▶ What to work on
From the entries that follow, gather each line holding the word "Education".

[Dataset entries]
· · ·

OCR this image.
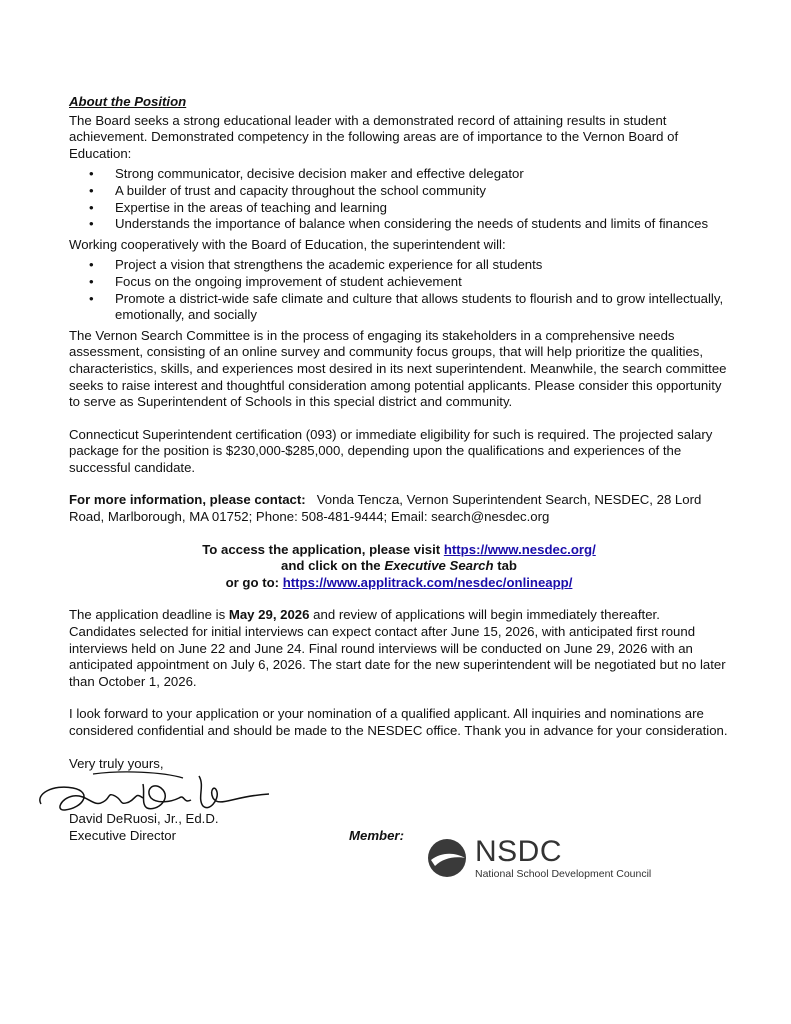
About the Position

The Board seeks a strong educational leader with a demonstrated record of attaining results in student achievement. Demonstrated competency in the following areas are of importance to the Vernon Board of Education:

• Strong communicator, decisive decision maker and effective delegator
• A builder of trust and capacity throughout the school community
• Expertise in the areas of teaching and learning
• Understands the importance of balance when considering the needs of students and limits of finances

Working cooperatively with the Board of Education, the superintendent will:

• Project a vision that strengthens the academic experience for all students
• Focus on the ongoing improvement of student achievement
• Promote a district-wide safe climate and culture that allows students to flourish and to grow intellectually, emotionally, and socially

The Vernon Search Committee is in the process of engaging its stakeholders in a comprehensive needs assessment, consisting of an online survey and community focus groups, that will help prioritize the qualities, characteristics, skills, and experiences most desired in its next superintendent. Meanwhile, the search committee seeks to raise interest and thoughtful consideration among potential applicants. Please consider this opportunity to serve as Superintendent of Schools in this special district and community.

Connecticut Superintendent certification (093) or immediate eligibility for such is required. The projected salary package for the position is $230,000-$285,000, depending upon the qualifications and experiences of the successful candidate.

For more information, please contact: Vonda Tencza, Vernon Superintendent Search, NESDEC, 28 Lord Road, Marlborough, MA 01752; Phone: 508-481-9444; Email: search@nesdec.org

To access the application, please visit https://www.nesdec.org/
and click on the Executive Search tab
or go to: https://www.applitrack.com/nesdec/onlineapp/

The application deadline is May 29, 2026 and review of applications will begin immediately thereafter. Candidates selected for initial interviews can expect contact after June 15, 2026, with anticipated first round interviews held on June 22 and June 24. Final round interviews will be conducted on June 29, 2026 with an anticipated appointment on July 6, 2026. The start date for the new superintendent will be negotiated but no later than October 1, 2026.

I look forward to your application or your nomination of a qualified applicant. All inquiries and nominations are considered confidential and should be made to the NESDEC office. Thank you in advance for your consideration.

Very truly yours,
David DeRuosi, Jr., Ed.D.
Executive Director	Member: NSDC
National School Development Council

· · ·

▶ Correct response
The Board seeks a strong educational leader with a demonstrated record of attaining results in student achievement. Demonstrated competency in the following areas are of importance to the Vernon Board of Education:
Working cooperatively with the Board of Education, the superintendent will:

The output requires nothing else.